GIVEN EXERCISE ::
Can you find the lines of the listing that include "time" and copy every one?

Stored data
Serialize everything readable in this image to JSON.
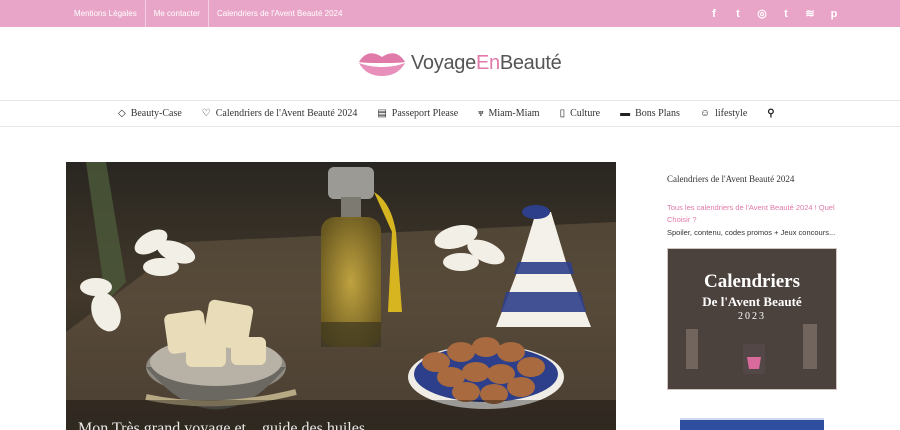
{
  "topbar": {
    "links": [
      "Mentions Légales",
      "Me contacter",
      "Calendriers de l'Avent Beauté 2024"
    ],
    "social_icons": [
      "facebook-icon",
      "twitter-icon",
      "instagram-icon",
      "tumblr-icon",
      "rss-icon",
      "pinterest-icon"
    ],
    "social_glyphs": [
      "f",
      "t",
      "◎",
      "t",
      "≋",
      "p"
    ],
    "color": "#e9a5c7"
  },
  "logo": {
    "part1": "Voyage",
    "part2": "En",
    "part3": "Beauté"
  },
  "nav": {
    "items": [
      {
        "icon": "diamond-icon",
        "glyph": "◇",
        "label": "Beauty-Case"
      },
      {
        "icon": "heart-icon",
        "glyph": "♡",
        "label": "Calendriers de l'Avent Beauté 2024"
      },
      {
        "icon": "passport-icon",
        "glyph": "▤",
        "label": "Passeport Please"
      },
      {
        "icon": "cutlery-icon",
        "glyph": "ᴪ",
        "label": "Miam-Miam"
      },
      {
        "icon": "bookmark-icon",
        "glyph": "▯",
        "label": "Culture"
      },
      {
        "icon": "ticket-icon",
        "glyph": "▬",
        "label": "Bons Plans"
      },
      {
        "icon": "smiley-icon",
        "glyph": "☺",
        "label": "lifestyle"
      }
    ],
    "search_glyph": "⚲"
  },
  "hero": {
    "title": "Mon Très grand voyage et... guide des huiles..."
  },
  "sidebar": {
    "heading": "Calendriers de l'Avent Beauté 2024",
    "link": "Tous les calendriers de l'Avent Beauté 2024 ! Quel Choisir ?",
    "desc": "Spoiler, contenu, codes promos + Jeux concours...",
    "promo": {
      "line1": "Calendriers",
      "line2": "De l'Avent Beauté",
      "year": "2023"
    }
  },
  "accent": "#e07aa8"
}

--

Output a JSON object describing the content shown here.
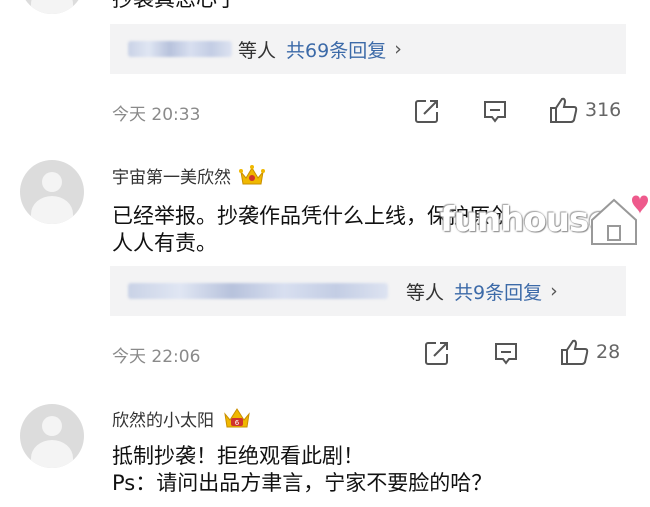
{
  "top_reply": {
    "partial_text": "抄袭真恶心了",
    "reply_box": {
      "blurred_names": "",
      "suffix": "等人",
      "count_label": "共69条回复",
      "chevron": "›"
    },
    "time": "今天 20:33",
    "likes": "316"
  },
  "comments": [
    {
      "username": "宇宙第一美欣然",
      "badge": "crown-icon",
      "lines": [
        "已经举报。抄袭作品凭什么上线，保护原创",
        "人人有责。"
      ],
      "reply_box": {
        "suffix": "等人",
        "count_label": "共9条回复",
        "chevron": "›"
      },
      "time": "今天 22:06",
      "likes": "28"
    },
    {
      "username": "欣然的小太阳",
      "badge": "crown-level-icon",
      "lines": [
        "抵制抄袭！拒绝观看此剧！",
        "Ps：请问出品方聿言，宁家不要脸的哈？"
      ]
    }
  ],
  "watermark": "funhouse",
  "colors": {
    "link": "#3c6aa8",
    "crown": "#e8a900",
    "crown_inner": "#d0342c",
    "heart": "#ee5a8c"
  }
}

--

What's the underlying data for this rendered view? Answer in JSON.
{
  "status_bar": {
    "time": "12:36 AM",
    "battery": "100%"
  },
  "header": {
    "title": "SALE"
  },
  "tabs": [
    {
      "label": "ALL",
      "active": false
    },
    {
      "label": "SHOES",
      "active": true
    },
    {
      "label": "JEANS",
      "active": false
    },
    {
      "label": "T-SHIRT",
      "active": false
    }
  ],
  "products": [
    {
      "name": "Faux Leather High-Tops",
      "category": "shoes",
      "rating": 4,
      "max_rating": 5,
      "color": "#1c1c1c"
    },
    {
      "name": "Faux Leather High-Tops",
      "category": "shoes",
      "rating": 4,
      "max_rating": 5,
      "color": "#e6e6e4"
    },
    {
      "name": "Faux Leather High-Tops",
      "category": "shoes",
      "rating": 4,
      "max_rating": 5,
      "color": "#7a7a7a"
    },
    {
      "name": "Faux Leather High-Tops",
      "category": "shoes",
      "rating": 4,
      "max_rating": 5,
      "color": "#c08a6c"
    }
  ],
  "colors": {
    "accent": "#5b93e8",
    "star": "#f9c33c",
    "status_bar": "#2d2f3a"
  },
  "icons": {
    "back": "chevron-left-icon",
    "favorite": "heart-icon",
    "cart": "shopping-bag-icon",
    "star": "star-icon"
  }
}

ANSWER TO THE PROBLEM ::
    "time": "今天 20:33",
      "time": "今天 22:06",
    "time": "12:36 AM",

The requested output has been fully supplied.